** JOB **
Copy out all the data, word for word.
## Start RECORDS TO USE
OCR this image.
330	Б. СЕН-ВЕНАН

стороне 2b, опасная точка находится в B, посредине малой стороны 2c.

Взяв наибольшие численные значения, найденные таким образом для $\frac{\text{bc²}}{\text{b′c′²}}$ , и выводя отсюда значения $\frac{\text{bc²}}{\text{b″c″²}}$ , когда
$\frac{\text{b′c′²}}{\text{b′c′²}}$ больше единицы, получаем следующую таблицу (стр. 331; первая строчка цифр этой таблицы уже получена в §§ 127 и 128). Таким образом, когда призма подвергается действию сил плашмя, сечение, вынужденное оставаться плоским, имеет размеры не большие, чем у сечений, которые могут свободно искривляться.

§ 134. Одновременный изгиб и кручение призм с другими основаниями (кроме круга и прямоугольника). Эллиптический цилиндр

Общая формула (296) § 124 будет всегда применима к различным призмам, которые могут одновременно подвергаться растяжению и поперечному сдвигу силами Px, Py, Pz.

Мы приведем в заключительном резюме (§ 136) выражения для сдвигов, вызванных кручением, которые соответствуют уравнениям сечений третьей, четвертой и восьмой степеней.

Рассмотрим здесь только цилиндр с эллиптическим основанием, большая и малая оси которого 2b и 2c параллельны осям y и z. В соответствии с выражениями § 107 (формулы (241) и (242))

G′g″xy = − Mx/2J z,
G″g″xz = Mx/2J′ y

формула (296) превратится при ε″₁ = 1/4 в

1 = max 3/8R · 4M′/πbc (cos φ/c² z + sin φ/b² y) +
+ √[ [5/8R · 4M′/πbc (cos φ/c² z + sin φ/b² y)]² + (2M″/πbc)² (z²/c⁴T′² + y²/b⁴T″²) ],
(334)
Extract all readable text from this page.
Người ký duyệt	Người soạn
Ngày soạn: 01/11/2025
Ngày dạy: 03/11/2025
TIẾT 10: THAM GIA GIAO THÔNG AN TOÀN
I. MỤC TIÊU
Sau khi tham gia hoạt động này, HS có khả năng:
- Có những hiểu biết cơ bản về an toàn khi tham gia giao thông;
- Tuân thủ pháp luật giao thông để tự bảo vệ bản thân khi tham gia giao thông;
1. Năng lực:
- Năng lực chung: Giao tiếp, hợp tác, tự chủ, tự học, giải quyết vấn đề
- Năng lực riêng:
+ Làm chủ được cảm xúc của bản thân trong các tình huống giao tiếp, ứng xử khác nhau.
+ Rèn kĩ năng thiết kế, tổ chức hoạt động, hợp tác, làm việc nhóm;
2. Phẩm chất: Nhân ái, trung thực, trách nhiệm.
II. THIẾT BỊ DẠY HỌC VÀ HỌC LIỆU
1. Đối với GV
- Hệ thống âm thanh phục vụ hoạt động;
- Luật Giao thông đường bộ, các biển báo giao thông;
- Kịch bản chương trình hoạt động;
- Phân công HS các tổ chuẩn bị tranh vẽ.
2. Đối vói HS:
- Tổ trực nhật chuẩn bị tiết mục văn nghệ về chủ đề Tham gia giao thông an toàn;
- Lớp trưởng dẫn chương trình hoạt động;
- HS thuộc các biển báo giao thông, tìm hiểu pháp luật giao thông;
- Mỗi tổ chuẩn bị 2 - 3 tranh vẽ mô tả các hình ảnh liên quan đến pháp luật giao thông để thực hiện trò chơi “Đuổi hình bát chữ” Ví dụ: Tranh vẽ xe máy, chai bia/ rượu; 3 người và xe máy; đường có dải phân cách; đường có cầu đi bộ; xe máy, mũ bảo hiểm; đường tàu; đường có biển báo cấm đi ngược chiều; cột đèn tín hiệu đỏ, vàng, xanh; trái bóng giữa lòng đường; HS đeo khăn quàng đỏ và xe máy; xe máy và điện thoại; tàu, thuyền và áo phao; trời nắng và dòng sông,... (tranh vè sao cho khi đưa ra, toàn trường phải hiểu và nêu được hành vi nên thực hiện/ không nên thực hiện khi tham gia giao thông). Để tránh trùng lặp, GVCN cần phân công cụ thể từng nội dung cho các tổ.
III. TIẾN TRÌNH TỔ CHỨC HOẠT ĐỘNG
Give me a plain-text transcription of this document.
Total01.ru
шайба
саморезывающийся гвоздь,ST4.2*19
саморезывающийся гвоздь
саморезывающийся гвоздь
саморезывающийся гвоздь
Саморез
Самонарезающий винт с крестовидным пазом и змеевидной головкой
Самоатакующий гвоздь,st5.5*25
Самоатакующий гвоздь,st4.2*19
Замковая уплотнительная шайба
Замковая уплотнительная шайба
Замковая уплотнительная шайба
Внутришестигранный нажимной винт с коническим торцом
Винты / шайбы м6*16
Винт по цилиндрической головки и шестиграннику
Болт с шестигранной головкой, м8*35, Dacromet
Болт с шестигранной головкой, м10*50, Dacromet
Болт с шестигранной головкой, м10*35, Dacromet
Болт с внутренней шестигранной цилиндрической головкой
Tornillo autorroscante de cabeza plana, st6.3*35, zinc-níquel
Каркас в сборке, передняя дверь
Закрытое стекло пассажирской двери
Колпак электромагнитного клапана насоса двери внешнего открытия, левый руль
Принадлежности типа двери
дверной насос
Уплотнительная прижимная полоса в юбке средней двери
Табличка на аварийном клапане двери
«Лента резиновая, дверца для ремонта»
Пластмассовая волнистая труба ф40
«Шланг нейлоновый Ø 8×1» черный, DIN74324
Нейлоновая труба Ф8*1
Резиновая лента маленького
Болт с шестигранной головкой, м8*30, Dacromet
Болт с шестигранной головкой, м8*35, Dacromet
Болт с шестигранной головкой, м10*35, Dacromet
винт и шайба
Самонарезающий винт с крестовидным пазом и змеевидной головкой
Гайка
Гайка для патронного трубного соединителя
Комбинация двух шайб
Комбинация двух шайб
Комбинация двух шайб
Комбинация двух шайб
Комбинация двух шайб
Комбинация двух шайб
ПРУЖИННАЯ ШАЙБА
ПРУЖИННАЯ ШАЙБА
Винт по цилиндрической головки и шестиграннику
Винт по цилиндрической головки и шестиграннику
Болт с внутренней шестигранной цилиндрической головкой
## End RECORDS TO USE
** FINAL RESULT **
OCR this image.
330	Б. СЕН-ВЕНАН

стороне 2b, опасная точка находится в B, посредине малой стороны 2c.

Взяв наибольшие численные значения, найденные таким образом для $\frac{\text{bc²}}{\text{b′c′²}}$ , и выводя отсюда значения $\frac{\text{bc²}}{\text{b″c″²}}$ , когда
$\frac{\text{b′c′²}}{\text{b′c′²}}$ больше единицы, получаем следующую таблицу (стр. 331; первая строчка цифр этой таблицы уже получена в §§ 127 и 128). Таким образом, когда призма подвергается действию сил плашмя, сечение, вынужденное оставаться плоским, имеет размеры не большие, чем у сечений, которые могут свободно искривляться.

§ 134. Одновременный изгиб и кручение призм с другими основаниями (кроме круга и прямоугольника). Эллиптический цилиндр

Общая формула (296) § 124 будет всегда применима к различным призмам, которые могут одновременно подвергаться растяжению и поперечному сдвигу силами Px, Py, Pz.

Мы приведем в заключительном резюме (§ 136) выражения для сдвигов, вызванных кручением, которые соответствуют уравнениям сечений третьей, четвертой и восьмой степеней.

Рассмотрим здесь только цилиндр с эллиптическим основанием, большая и малая оси которого 2b и 2c параллельны осям y и z. В соответствии с выражениями § 107 (формулы (241) и (242))

G′g″xy = − Mx/2J z,
G″g″xz = Mx/2J′ y

формула (296) превратится при ε″₁ = 1/4 в

1 = max 3/8R · 4M′/πbc (cos φ/c² z + sin φ/b² y) +
+ √[ [5/8R · 4M′/πbc (cos φ/c² z + sin φ/b² y)]² + (2M″/πbc)² (z²/c⁴T′² + y²/b⁴T″²) ],
(334)
Extract all readable text from this page.
Người ký duyệt	Người soạn
Ngày soạn: 01/11/2025
Ngày dạy: 03/11/2025
TIẾT 10: THAM GIA GIAO THÔNG AN TOÀN
I. MỤC TIÊU
Sau khi tham gia hoạt động này, HS có khả năng:
- Có những hiểu biết cơ bản về an toàn khi tham gia giao thông;
- Tuân thủ pháp luật giao thông để tự bảo vệ bản thân khi tham gia giao thông;
1. Năng lực:
- Năng lực chung: Giao tiếp, hợp tác, tự chủ, tự học, giải quyết vấn đề
- Năng lực riêng:
+ Làm chủ được cảm xúc của bản thân trong các tình huống giao tiếp, ứng xử khác nhau.
+ Rèn kĩ năng thiết kế, tổ chức hoạt động, hợp tác, làm việc nhóm;
2. Phẩm chất: Nhân ái, trung thực, trách nhiệm.
II. THIẾT BỊ DẠY HỌC VÀ HỌC LIỆU
1. Đối với GV
- Hệ thống âm thanh phục vụ hoạt động;
- Luật Giao thông đường bộ, các biển báo giao thông;
- Kịch bản chương trình hoạt động;
- Phân công HS các tổ chuẩn bị tranh vẽ.
2. Đối vói HS:
- Tổ trực nhật chuẩn bị tiết mục văn nghệ về chủ đề Tham gia giao thông an toàn;
- Lớp trưởng dẫn chương trình hoạt động;
- HS thuộc các biển báo giao thông, tìm hiểu pháp luật giao thông;
- Mỗi tổ chuẩn bị 2 - 3 tranh vẽ mô tả các hình ảnh liên quan đến pháp luật giao thông để thực hiện trò chơi “Đuổi hình bát chữ” Ví dụ: Tranh vẽ xe máy, chai bia/ rượu; 3 người và xe máy; đường có dải phân cách; đường có cầu đi bộ; xe máy, mũ bảo hiểm; đường tàu; đường có biển báo cấm đi ngược chiều; cột đèn tín hiệu đỏ, vàng, xanh; trái bóng giữa lòng đường; HS đeo khăn quàng đỏ và xe máy; xe máy và điện thoại; tàu, thuyền và áo phao; trời nắng và dòng sông,... (tranh vè sao cho khi đưa ra, toàn trường phải hiểu và nêu được hành vi nên thực hiện/ không nên thực hiện khi tham gia giao thông). Để tránh trùng lặp, GVCN cần phân công cụ thể từng nội dung cho các tổ.
III. TIẾN TRÌNH TỔ CHỨC HOẠT ĐỘNG
Give me a plain-text transcription of this document.
Total01.ru
шайба
саморезывающийся гвоздь,ST4.2*19
саморезывающийся гвоздь
саморезывающийся гвоздь
саморезывающийся гвоздь
Саморез
Самонарезающий винт с крестовидным пазом и змеевидной головкой
Самоатакующий гвоздь,st5.5*25
Самоатакующий гвоздь,st4.2*19
Замковая уплотнительная шайба
Замковая уплотнительная шайба
Замковая уплотнительная шайба
Внутришестигранный нажимной винт с коническим торцом
Винты / шайбы м6*16
Винт по цилиндрической головки и шестиграннику
Болт с шестигранной головкой, м8*35, Dacromet
Болт с шестигранной головкой, м10*50, Dacromet
Болт с шестигранной головкой, м10*35, Dacromet
Болт с внутренней шестигранной цилиндрической головкой
Tornillo autorroscante de cabeza plana, st6.3*35, zinc-níquel
Каркас в сборке, передняя дверь
Закрытое стекло пассажирской двери
Колпак электромагнитного клапана насоса двери внешнего открытия, левый руль
Принадлежности типа двери
дверной насос
Уплотнительная прижимная полоса в юбке средней двери
Табличка на аварийном клапане двери
«Лента резиновая, дверца для ремонта»
Пластмассовая волнистая труба ф40
«Шланг нейлоновый Ø 8×1» черный, DIN74324
Нейлоновая труба Ф8*1
Резиновая лента маленького
Болт с шестигранной головкой, м8*30, Dacromet
Болт с шестигранной головкой, м8*35, Dacromet
Болт с шестигранной головкой, м10*35, Dacromet
винт и шайба
Самонарезающий винт с крестовидным пазом и змеевидной головкой
Гайка
Гайка для патронного трубного соединителя
Комбинация двух шайб
Комбинация двух шайб
Комбинация двух шайб
Комбинация двух шайб
Комбинация двух шайб
Комбинация двух шайб
ПРУЖИННАЯ ШАЙБА
ПРУЖИННАЯ ШАЙБА
Винт по цилиндрической головки и шестиграннику
Винт по цилиндрической головки и шестиграннику
Болт с внутренней шестигранной цилиндрической головкой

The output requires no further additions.